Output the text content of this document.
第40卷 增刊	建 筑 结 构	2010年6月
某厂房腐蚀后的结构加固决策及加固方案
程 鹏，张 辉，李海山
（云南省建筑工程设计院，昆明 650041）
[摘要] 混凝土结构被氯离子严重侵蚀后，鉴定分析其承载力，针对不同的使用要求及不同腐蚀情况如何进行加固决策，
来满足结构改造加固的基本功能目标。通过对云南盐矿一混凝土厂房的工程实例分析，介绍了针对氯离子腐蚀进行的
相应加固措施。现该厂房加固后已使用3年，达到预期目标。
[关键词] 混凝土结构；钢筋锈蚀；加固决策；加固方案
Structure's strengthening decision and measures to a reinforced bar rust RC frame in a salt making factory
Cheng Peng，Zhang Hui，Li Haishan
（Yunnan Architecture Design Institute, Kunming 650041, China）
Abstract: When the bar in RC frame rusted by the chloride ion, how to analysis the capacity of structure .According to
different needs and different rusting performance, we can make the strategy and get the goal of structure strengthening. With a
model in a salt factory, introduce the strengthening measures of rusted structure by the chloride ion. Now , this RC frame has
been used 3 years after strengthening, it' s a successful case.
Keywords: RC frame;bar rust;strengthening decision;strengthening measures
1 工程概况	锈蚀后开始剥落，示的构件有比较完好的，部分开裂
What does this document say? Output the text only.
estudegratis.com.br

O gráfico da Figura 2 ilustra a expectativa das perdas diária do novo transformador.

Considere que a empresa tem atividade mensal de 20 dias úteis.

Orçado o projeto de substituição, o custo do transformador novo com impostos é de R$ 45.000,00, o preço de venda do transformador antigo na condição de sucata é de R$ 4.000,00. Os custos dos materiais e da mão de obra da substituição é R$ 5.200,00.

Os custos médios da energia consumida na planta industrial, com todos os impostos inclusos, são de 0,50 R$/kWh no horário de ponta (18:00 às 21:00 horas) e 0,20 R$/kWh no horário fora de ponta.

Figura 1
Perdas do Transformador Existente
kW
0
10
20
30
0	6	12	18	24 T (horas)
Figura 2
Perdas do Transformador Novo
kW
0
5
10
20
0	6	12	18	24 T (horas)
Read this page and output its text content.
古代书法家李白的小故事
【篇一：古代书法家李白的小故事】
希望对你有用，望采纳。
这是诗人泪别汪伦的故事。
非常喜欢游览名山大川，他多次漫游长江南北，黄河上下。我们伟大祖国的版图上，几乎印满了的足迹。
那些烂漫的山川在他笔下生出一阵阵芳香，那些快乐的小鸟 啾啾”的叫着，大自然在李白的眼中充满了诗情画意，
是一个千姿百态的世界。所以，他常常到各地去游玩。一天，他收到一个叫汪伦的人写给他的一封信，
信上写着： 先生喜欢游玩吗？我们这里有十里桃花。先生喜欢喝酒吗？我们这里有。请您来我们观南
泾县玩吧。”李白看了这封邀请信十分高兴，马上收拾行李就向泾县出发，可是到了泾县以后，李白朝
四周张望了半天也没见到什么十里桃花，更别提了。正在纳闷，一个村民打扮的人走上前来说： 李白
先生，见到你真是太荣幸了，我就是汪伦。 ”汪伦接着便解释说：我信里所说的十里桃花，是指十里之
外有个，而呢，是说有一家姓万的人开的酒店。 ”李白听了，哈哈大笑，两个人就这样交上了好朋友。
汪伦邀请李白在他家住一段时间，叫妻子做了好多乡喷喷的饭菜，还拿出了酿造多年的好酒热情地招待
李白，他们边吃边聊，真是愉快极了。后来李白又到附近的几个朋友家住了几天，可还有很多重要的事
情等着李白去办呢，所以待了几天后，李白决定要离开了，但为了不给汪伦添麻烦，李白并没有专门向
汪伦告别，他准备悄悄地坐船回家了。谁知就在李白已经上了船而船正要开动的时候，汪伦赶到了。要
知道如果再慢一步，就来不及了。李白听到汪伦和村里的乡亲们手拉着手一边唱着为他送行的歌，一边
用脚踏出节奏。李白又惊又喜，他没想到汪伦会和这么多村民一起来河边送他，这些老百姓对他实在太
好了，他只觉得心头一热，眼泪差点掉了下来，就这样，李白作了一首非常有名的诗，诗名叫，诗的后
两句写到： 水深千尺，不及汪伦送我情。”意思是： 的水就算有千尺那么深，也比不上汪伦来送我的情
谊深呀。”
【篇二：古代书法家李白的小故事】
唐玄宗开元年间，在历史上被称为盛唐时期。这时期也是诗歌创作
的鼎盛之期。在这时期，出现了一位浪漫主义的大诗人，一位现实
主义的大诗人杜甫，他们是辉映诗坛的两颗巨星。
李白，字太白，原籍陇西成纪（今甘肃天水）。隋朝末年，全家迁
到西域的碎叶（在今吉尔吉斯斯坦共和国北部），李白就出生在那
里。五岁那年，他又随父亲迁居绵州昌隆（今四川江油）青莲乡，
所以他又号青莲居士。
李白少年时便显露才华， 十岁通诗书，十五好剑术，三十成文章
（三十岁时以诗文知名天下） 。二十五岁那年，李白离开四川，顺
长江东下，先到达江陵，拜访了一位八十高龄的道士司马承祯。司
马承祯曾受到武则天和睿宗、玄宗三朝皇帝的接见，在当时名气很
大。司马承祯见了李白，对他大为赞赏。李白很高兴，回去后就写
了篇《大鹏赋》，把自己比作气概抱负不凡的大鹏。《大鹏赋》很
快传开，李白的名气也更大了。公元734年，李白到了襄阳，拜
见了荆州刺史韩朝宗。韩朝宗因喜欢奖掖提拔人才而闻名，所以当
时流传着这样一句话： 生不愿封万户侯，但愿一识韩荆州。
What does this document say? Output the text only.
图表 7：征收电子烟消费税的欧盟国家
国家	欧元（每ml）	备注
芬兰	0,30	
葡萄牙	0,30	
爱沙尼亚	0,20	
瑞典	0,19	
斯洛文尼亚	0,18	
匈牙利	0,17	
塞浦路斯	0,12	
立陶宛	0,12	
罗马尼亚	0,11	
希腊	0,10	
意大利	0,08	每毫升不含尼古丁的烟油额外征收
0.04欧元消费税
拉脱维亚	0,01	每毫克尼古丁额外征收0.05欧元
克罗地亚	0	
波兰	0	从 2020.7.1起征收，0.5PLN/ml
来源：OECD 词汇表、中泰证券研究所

+++

## Task instructions
All of the entries above need to be reproduced exactly.

## Answer for this exercise
Output the text content of this document.
第40卷 增刊	建 筑 结 构	2010年6月
某厂房腐蚀后的结构加固决策及加固方案
程 鹏，张 辉，李海山
（云南省建筑工程设计院，昆明 650041）
[摘要] 混凝土结构被氯离子严重侵蚀后，鉴定分析其承载力，针对不同的使用要求及不同腐蚀情况如何进行加固决策，
来满足结构改造加固的基本功能目标。通过对云南盐矿一混凝土厂房的工程实例分析，介绍了针对氯离子腐蚀进行的
相应加固措施。现该厂房加固后已使用3年，达到预期目标。
[关键词] 混凝土结构；钢筋锈蚀；加固决策；加固方案
Structure's strengthening decision and measures to a reinforced bar rust RC frame in a salt making factory
Cheng Peng，Zhang Hui，Li Haishan
（Yunnan Architecture Design Institute, Kunming 650041, China）
Abstract: When the bar in RC frame rusted by the chloride ion, how to analysis the capacity of structure .According to
different needs and different rusting performance, we can make the strategy and get the goal of structure strengthening. With a
model in a salt factory, introduce the strengthening measures of rusted structure by the chloride ion. Now , this RC frame has
been used 3 years after strengthening, it' s a successful case.
Keywords: RC frame;bar rust;strengthening decision;strengthening measures
1 工程概况	锈蚀后开始剥落，示的构件有比较完好的，部分开裂
What does this document say? Output the text only.
estudegratis.com.br

O gráfico da Figura 2 ilustra a expectativa das perdas diária do novo transformador.

Considere que a empresa tem atividade mensal de 20 dias úteis.

Orçado o projeto de substituição, o custo do transformador novo com impostos é de R$ 45.000,00, o preço de venda do transformador antigo na condição de sucata é de R$ 4.000,00. Os custos dos materiais e da mão de obra da substituição é R$ 5.200,00.

Os custos médios da energia consumida na planta industrial, com todos os impostos inclusos, são de 0,50 R$/kWh no horário de ponta (18:00 às 21:00 horas) e 0,20 R$/kWh no horário fora de ponta.

Figura 1
Perdas do Transformador Existente
kW
0
10
20
30
0	6	12	18	24 T (horas)
Figura 2
Perdas do Transformador Novo
kW
0
5
10
20
0	6	12	18	24 T (horas)
Read this page and output its text content.
古代书法家李白的小故事
【篇一：古代书法家李白的小故事】
希望对你有用，望采纳。
这是诗人泪别汪伦的故事。
非常喜欢游览名山大川，他多次漫游长江南北，黄河上下。我们伟大祖国的版图上，几乎印满了的足迹。
那些烂漫的山川在他笔下生出一阵阵芳香，那些快乐的小鸟 啾啾”的叫着，大自然在李白的眼中充满了诗情画意，
是一个千姿百态的世界。所以，他常常到各地去游玩。一天，他收到一个叫汪伦的人写给他的一封信，
信上写着： 先生喜欢游玩吗？我们这里有十里桃花。先生喜欢喝酒吗？我们这里有。请您来我们观南
泾县玩吧。”李白看了这封邀请信十分高兴，马上收拾行李就向泾县出发，可是到了泾县以后，李白朝
四周张望了半天也没见到什么十里桃花，更别提了。正在纳闷，一个村民打扮的人走上前来说： 李白
先生，见到你真是太荣幸了，我就是汪伦。 ”汪伦接着便解释说：我信里所说的十里桃花，是指十里之
外有个，而呢，是说有一家姓万的人开的酒店。 ”李白听了，哈哈大笑，两个人就这样交上了好朋友。
汪伦邀请李白在他家住一段时间，叫妻子做了好多乡喷喷的饭菜，还拿出了酿造多年的好酒热情地招待
李白，他们边吃边聊，真是愉快极了。后来李白又到附近的几个朋友家住了几天，可还有很多重要的事
情等着李白去办呢，所以待了几天后，李白决定要离开了，但为了不给汪伦添麻烦，李白并没有专门向
汪伦告别，他准备悄悄地坐船回家了。谁知就在李白已经上了船而船正要开动的时候，汪伦赶到了。要
知道如果再慢一步，就来不及了。李白听到汪伦和村里的乡亲们手拉着手一边唱着为他送行的歌，一边
用脚踏出节奏。李白又惊又喜，他没想到汪伦会和这么多村民一起来河边送他，这些老百姓对他实在太
好了，他只觉得心头一热，眼泪差点掉了下来，就这样，李白作了一首非常有名的诗，诗名叫，诗的后
两句写到： 水深千尺，不及汪伦送我情。”意思是： 的水就算有千尺那么深，也比不上汪伦来送我的情
谊深呀。”
【篇二：古代书法家李白的小故事】
唐玄宗开元年间，在历史上被称为盛唐时期。这时期也是诗歌创作
的鼎盛之期。在这时期，出现了一位浪漫主义的大诗人，一位现实
主义的大诗人杜甫，他们是辉映诗坛的两颗巨星。
李白，字太白，原籍陇西成纪（今甘肃天水）。隋朝末年，全家迁
到西域的碎叶（在今吉尔吉斯斯坦共和国北部），李白就出生在那
里。五岁那年，他又随父亲迁居绵州昌隆（今四川江油）青莲乡，
所以他又号青莲居士。
李白少年时便显露才华， 十岁通诗书，十五好剑术，三十成文章
（三十岁时以诗文知名天下） 。二十五岁那年，李白离开四川，顺
长江东下，先到达江陵，拜访了一位八十高龄的道士司马承祯。司
马承祯曾受到武则天和睿宗、玄宗三朝皇帝的接见，在当时名气很
大。司马承祯见了李白，对他大为赞赏。李白很高兴，回去后就写
了篇《大鹏赋》，把自己比作气概抱负不凡的大鹏。《大鹏赋》很
快传开，李白的名气也更大了。公元734年，李白到了襄阳，拜
见了荆州刺史韩朝宗。韩朝宗因喜欢奖掖提拔人才而闻名，所以当
时流传着这样一句话： 生不愿封万户侯，但愿一识韩荆州。
What does this document say? Output the text only.
图表 7：征收电子烟消费税的欧盟国家
国家	欧元（每ml）	备注
芬兰	0,30	
葡萄牙	0,30	
爱沙尼亚	0,20	
瑞典	0,19	
斯洛文尼亚	0,18	
匈牙利	0,17	
塞浦路斯	0,12	
立陶宛	0,12	
罗马尼亚	0,11	
希腊	0,10	
意大利	0,08	每毫升不含尼古丁的烟油额外征收
0.04欧元消费税
拉脱维亚	0,01	每毫克尼古丁额外征收0.05欧元
克罗地亚	0	
波兰	0	从 2020.7.1起征收，0.5PLN/ml
来源：OECD 词汇表、中泰证券研究所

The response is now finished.